Give back the full material, exactly as it reads.
* * *
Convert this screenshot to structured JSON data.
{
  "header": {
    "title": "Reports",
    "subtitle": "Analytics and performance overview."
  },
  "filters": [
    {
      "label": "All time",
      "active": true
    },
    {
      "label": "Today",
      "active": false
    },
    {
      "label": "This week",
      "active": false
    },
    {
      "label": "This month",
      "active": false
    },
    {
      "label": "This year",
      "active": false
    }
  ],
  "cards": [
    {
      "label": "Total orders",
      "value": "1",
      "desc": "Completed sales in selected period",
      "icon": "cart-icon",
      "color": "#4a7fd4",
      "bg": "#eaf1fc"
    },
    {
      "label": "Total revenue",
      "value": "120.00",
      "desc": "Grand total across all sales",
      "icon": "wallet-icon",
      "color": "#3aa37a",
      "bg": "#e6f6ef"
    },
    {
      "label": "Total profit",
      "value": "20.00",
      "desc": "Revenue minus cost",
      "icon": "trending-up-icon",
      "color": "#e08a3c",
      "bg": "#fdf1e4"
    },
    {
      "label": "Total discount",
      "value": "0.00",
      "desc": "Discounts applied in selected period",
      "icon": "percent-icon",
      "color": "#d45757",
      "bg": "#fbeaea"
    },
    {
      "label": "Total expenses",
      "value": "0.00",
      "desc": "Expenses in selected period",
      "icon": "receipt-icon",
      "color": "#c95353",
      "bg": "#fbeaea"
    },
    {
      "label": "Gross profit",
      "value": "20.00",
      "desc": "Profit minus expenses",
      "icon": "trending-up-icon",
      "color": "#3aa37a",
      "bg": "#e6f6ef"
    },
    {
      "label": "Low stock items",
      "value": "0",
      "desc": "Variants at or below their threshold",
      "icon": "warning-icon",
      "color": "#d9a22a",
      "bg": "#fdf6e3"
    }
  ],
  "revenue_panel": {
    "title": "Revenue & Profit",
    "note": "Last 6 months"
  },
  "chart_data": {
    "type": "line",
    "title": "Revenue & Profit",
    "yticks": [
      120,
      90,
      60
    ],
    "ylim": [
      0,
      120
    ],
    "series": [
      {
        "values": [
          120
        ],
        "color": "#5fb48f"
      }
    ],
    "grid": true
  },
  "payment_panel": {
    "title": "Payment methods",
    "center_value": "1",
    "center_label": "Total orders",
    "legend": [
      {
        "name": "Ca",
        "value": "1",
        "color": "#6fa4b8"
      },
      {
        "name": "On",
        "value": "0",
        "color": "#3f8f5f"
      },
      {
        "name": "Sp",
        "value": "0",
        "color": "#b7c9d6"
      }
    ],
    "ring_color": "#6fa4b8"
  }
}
* * *
SOLVED PROBLEM:
Convert this screenshot to structured JSON data.
{
  "header": {
    "title": "Reports",
    "subtitle": "Analytics and performance overview."
  },
  "filters": [
    {
      "label": "All time",
      "active": true
    },
    {
      "label": "Today",
      "active": false
    },
    {
      "label": "This week",
      "active": false
    },
    {
      "label": "This month",
      "active": false
    },
    {
      "label": "This year",
      "active": false
    }
  ],
  "cards": [
    {
      "label": "Total orders",
      "value": "1",
      "desc": "Completed sales in selected period",
      "icon": "cart-icon",
      "color": "#4a7fd4",
      "bg": "#eaf1fc"
    },
    {
      "label": "Total revenue",
      "value": "120.00",
      "desc": "Grand total across all sales",
      "icon": "wallet-icon",
      "color": "#3aa37a",
      "bg": "#e6f6ef"
    },
    {
      "label": "Total profit",
      "value": "20.00",
      "desc": "Revenue minus cost",
      "icon": "trending-up-icon",
      "color": "#e08a3c",
      "bg": "#fdf1e4"
    },
    {
      "label": "Total discount",
      "value": "0.00",
      "desc": "Discounts applied in selected period",
      "icon": "percent-icon",
      "color": "#d45757",
      "bg": "#fbeaea"
    },
    {
      "label": "Total expenses",
      "value": "0.00",
      "desc": "Expenses in selected period",
      "icon": "receipt-icon",
      "color": "#c95353",
      "bg": "#fbeaea"
    },
    {
      "label": "Gross profit",
      "value": "20.00",
      "desc": "Profit minus expenses",
      "icon": "trending-up-icon",
      "color": "#3aa37a",
      "bg": "#e6f6ef"
    },
    {
      "label": "Low stock items",
      "value": "0",
      "desc": "Variants at or below their threshold",
      "icon": "warning-icon",
      "color": "#d9a22a",
      "bg": "#fdf6e3"
    }
  ],
  "revenue_panel": {
    "title": "Revenue & Profit",
    "note": "Last 6 months"
  },
  "chart_data": {
    "type": "line",
    "title": "Revenue & Profit",
    "yticks": [
      120,
      90,
      60
    ],
    "ylim": [
      0,
      120
    ],
    "series": [
      {
        "values": [
          120
        ],
        "color": "#5fb48f"
      }
    ],
    "grid": true
  },
  "payment_panel": {
    "title": "Payment methods",
    "center_value": "1",
    "center_label": "Total orders",
    "legend": [
      {
        "name": "Ca",
        "value": "1",
        "color": "#6fa4b8"
      },
      {
        "name": "On",
        "value": "0",
        "color": "#3f8f5f"
      },
      {
        "name": "Sp",
        "value": "0",
        "color": "#b7c9d6"
      }
    ],
    "ring_color": "#6fa4b8"
  }
}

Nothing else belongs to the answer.